• [Task details]: Using the entries that follow, collect the lines where the word "length" appears.

Some records
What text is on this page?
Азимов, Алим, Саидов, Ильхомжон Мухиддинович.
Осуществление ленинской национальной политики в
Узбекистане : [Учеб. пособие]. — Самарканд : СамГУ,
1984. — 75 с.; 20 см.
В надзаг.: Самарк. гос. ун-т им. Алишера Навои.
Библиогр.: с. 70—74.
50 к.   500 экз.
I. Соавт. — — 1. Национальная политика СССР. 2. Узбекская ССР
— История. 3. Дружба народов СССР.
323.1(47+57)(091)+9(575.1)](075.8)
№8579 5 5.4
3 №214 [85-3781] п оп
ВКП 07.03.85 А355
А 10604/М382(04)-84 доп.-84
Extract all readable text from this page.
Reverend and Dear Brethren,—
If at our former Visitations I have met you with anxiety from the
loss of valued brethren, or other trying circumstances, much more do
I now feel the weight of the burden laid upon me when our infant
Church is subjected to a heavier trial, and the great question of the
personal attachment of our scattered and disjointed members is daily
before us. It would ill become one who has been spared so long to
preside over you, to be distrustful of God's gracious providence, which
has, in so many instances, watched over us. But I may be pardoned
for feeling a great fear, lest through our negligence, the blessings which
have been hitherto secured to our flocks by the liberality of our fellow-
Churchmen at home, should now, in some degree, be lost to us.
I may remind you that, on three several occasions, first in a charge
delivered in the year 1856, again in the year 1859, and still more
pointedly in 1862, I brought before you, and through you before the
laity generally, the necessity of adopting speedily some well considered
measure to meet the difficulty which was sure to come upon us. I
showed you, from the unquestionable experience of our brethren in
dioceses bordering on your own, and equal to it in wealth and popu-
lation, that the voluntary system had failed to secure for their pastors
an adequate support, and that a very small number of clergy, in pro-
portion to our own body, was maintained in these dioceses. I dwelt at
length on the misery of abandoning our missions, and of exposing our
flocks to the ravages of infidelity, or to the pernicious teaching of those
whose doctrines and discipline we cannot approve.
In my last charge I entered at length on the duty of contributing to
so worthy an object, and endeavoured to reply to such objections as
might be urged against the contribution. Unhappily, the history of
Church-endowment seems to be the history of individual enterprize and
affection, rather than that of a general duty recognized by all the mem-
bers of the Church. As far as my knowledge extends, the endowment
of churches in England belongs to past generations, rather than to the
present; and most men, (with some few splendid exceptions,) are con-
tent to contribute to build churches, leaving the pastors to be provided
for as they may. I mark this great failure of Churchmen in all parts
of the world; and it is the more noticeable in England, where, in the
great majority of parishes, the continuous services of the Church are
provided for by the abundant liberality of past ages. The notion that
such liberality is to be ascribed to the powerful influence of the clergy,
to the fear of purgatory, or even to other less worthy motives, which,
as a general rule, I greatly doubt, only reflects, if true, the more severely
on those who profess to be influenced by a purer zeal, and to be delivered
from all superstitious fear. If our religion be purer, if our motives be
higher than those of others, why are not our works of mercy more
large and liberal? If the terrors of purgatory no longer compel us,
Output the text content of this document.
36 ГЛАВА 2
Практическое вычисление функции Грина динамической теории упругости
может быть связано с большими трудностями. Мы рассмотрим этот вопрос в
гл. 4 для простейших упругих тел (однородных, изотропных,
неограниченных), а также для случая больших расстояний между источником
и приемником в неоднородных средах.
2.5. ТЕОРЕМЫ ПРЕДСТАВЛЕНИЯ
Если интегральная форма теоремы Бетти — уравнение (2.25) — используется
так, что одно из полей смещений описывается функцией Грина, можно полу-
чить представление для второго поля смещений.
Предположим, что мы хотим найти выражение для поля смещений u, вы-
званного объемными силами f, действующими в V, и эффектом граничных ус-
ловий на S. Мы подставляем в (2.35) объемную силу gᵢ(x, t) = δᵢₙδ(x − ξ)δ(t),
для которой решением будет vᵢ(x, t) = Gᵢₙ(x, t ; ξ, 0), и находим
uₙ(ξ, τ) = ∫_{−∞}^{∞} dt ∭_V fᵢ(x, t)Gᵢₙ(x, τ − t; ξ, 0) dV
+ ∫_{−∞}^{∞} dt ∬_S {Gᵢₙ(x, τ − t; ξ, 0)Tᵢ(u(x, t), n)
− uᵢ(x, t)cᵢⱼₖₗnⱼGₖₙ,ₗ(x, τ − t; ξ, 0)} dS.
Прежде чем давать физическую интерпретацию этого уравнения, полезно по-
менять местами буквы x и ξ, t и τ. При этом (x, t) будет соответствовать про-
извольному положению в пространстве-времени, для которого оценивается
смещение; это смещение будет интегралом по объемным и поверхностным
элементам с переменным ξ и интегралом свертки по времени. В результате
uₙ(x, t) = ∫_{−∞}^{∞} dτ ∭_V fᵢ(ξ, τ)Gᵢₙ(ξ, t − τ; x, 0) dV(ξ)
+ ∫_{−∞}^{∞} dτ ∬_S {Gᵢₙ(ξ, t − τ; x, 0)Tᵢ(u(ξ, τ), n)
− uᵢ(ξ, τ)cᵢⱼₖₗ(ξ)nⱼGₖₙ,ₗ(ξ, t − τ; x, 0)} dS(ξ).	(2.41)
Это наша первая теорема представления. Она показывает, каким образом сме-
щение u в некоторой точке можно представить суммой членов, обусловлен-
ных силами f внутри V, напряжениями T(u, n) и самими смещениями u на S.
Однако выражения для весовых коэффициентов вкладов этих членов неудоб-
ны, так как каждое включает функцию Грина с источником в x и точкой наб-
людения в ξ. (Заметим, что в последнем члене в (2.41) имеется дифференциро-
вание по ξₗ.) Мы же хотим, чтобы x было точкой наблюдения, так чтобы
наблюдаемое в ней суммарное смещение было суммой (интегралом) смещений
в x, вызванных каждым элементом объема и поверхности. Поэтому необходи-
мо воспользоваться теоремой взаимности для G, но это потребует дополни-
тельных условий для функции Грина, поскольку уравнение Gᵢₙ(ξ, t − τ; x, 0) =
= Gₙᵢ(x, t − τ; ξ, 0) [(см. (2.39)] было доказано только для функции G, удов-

• [Answer to this task]:
length on the misery of abandoning our missions, and of exposing our
In my last charge I entered at length on the duty of contributing to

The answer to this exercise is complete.